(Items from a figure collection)
== == ==

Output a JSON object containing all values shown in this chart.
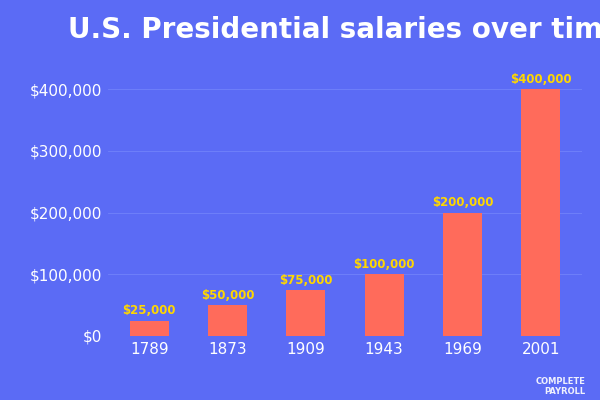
{
  "title": "U.S. Presidential salaries over time",
  "categories": [
    "1789",
    "1873",
    "1909",
    "1943",
    "1969",
    "2001"
  ],
  "values": [
    25000,
    50000,
    75000,
    100000,
    200000,
    400000
  ],
  "bar_color": "#FF6B5B",
  "background_color": "#5B6BF5",
  "text_color": "#FFFFFF",
  "label_color": "#FFD700",
  "grid_color": "#8899FF",
  "title_fontsize": 20,
  "tick_fontsize": 11,
  "label_fontsize": 8.5,
  "ylim": [
    0,
    460000
  ],
  "yticks": [
    0,
    100000,
    200000,
    300000,
    400000
  ],
  "ytick_labels": [
    "$0",
    "$100,000",
    "$200,000",
    "$300,000",
    "$400,000"
  ],
  "bar_labels": [
    "$25,000",
    "$50,000",
    "$75,000",
    "$100,000",
    "$200,000",
    "$400,000"
  ],
  "logo_text": "☀ COMPLETE\n   PAYROLL",
  "logo_fontsize": 6,
  "bar_width": 0.5
}
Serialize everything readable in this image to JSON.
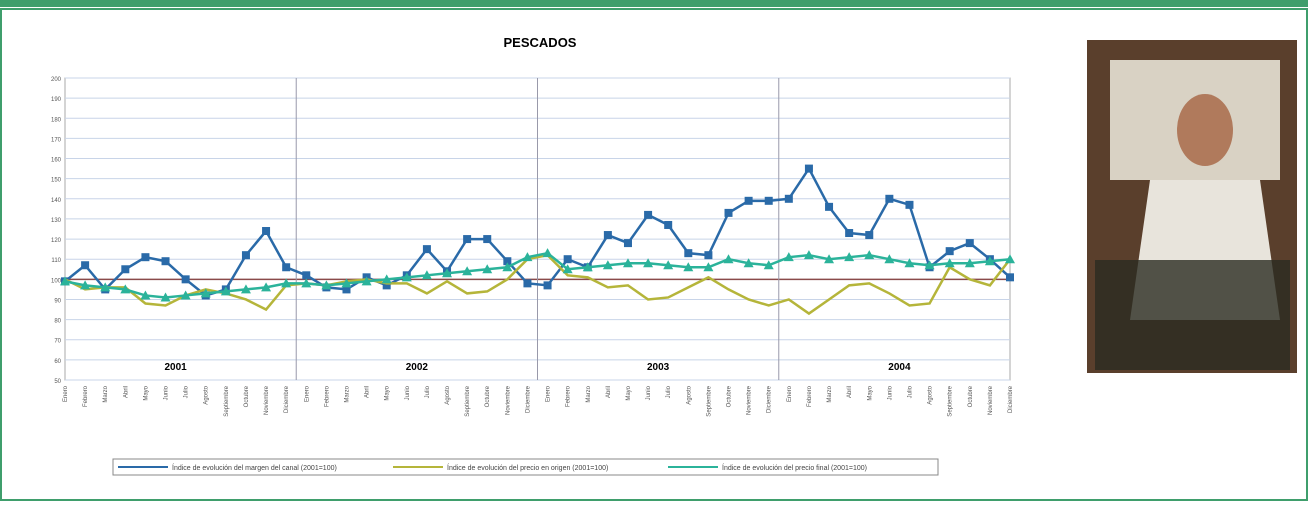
{
  "chart_data": {
    "type": "line",
    "title": "PESCADOS",
    "categories": [
      "Enero",
      "Febrero",
      "Marzo",
      "Abril",
      "Mayo",
      "Junio",
      "Julio",
      "Agosto",
      "Septiembre",
      "Octubre",
      "Noviembre",
      "Diciembre",
      "Enero",
      "Febrero",
      "Marzo",
      "Abril",
      "Mayo",
      "Junio",
      "Julio",
      "Agosto",
      "Septiembre",
      "Octubre",
      "Noviembre",
      "Diciembre",
      "Enero",
      "Febrero",
      "Marzo",
      "Abril",
      "Mayo",
      "Junio",
      "Julio",
      "Agosto",
      "Septiembre",
      "Octubre",
      "Noviembre",
      "Diciembre",
      "Enero",
      "Febrero",
      "Marzo",
      "Abril",
      "Mayo",
      "Junio",
      "Julio",
      "Agosto",
      "Septiembre",
      "Octubre",
      "Noviembre",
      "Diciembre"
    ],
    "years": [
      "2001",
      "2002",
      "2003",
      "2004"
    ],
    "series": [
      {
        "name": "Índice de evolución del margen del canal (2001=100)",
        "color": "#2a6aa8",
        "marker": "square",
        "values": [
          99,
          107,
          95,
          105,
          111,
          109,
          100,
          92,
          95,
          112,
          124,
          106,
          102,
          96,
          95,
          101,
          97,
          102,
          115,
          104,
          120,
          120,
          109,
          98,
          97,
          110,
          106,
          122,
          118,
          132,
          127,
          113,
          112,
          133,
          139,
          139,
          140,
          155,
          136,
          123,
          122,
          140,
          137,
          106,
          114,
          118,
          110,
          101
        ]
      },
      {
        "name": "Índice de evolución del precio en origen (2001=100)",
        "color": "#b5b53a",
        "marker": "none",
        "values": [
          100,
          95,
          96,
          96,
          88,
          87,
          92,
          95,
          93,
          90,
          85,
          97,
          98,
          97,
          99,
          100,
          98,
          98,
          93,
          99,
          93,
          94,
          100,
          110,
          112,
          102,
          101,
          96,
          97,
          90,
          91,
          96,
          101,
          95,
          90,
          87,
          90,
          83,
          90,
          97,
          98,
          93,
          87,
          88,
          106,
          100,
          97,
          110
        ]
      },
      {
        "name": "Índice de evolución del precio final (2001=100)",
        "color": "#2bb39a",
        "marker": "triangle",
        "values": [
          99,
          97,
          96,
          95,
          92,
          91,
          92,
          93,
          94,
          95,
          96,
          98,
          98,
          97,
          98,
          99,
          100,
          101,
          102,
          103,
          104,
          105,
          106,
          111,
          113,
          105,
          106,
          107,
          108,
          108,
          107,
          106,
          106,
          110,
          108,
          107,
          111,
          112,
          110,
          111,
          112,
          110,
          108,
          107,
          108,
          108,
          109,
          110
        ]
      }
    ],
    "ylim": [
      50,
      200
    ],
    "yticks": [
      50,
      60,
      70,
      80,
      90,
      100,
      110,
      120,
      130,
      140,
      150,
      160,
      170,
      180,
      190,
      200
    ],
    "grid": true
  }
}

== == ==

Task objective: Reproduce each entry precisely. Leave the pictures out.

Written response:
Output a JSON object containing all values shown in this chart.
{
  "title": "U.S. Presidential salaries over time",
  "categories": [
    "1789",
    "1873",
    "1909",
    "1943",
    "1969",
    "2001"
  ],
  "values": [
    25000,
    50000,
    75000,
    100000,
    200000,
    400000
  ],
  "bar_color": "#FF6B5B",
  "background_color": "#5B6BF5",
  "text_color": "#FFFFFF",
  "label_color": "#FFD700",
  "grid_color": "#8899FF",
  "title_fontsize": 20,
  "tick_fontsize": 11,
  "label_fontsize": 8.5,
  "ylim": [
    0,
    460000
  ],
  "yticks": [
    0,
    100000,
    200000,
    300000,
    400000
  ],
  "ytick_labels": [
    "$0",
    "$100,000",
    "$200,000",
    "$300,000",
    "$400,000"
  ],
  "bar_labels": [
    "$25,000",
    "$50,000",
    "$75,000",
    "$100,000",
    "$200,000",
    "$400,000"
  ],
  "logo_text": "☀ COMPLETE\n   PAYROLL",
  "logo_fontsize": 6,
  "bar_width": 0.5
}
Serialize everything readable in this image to JSON.
{
  "chart_data": {
    "type": "line",
    "title": "PESCADOS",
    "categories": [
      "Enero",
      "Febrero",
      "Marzo",
      "Abril",
      "Mayo",
      "Junio",
      "Julio",
      "Agosto",
      "Septiembre",
      "Octubre",
      "Noviembre",
      "Diciembre",
      "Enero",
      "Febrero",
      "Marzo",
      "Abril",
      "Mayo",
      "Junio",
      "Julio",
      "Agosto",
      "Septiembre",
      "Octubre",
      "Noviembre",
      "Diciembre",
      "Enero",
      "Febrero",
      "Marzo",
      "Abril",
      "Mayo",
      "Junio",
      "Julio",
      "Agosto",
      "Septiembre",
      "Octubre",
      "Noviembre",
      "Diciembre",
      "Enero",
      "Febrero",
      "Marzo",
      "Abril",
      "Mayo",
      "Junio",
      "Julio",
      "Agosto",
      "Septiembre",
      "Octubre",
      "Noviembre",
      "Diciembre"
    ],
    "years": [
      "2001",
      "2002",
      "2003",
      "2004"
    ],
    "series": [
      {
        "name": "Índice de evolución del margen del canal (2001=100)",
        "color": "#2a6aa8",
        "marker": "square",
        "values": [
          99,
          107,
          95,
          105,
          111,
          109,
          100,
          92,
          95,
          112,
          124,
          106,
          102,
          96,
          95,
          101,
          97,
          102,
          115,
          104,
          120,
          120,
          109,
          98,
          97,
          110,
          106,
          122,
          118,
          132,
          127,
          113,
          112,
          133,
          139,
          139,
          140,
          155,
          136,
          123,
          122,
          140,
          137,
          106,
          114,
          118,
          110,
          101
        ]
      },
      {
        "name": "Índice de evolución del precio en origen (2001=100)",
        "color": "#b5b53a",
        "marker": "none",
        "values": [
          100,
          95,
          96,
          96,
          88,
          87,
          92,
          95,
          93,
          90,
          85,
          97,
          98,
          97,
          99,
          100,
          98,
          98,
          93,
          99,
          93,
          94,
          100,
          110,
          112,
          102,
          101,
          96,
          97,
          90,
          91,
          96,
          101,
          95,
          90,
          87,
          90,
          83,
          90,
          97,
          98,
          93,
          87,
          88,
          106,
          100,
          97,
          110
        ]
      },
      {
        "name": "Índice de evolución del precio final (2001=100)",
        "color": "#2bb39a",
        "marker": "triangle",
        "values": [
          99,
          97,
          96,
          95,
          92,
          91,
          92,
          93,
          94,
          95,
          96,
          98,
          98,
          97,
          98,
          99,
          100,
          101,
          102,
          103,
          104,
          105,
          106,
          111,
          113,
          105,
          106,
          107,
          108,
          108,
          107,
          106,
          106,
          110,
          108,
          107,
          111,
          112,
          110,
          111,
          112,
          110,
          108,
          107,
          108,
          108,
          109,
          110
        ]
      }
    ],
    "ylim": [
      50,
      200
    ],
    "yticks": [
      50,
      60,
      70,
      80,
      90,
      100,
      110,
      120,
      130,
      140,
      150,
      160,
      170,
      180,
      190,
      200
    ],
    "grid": true
  }
}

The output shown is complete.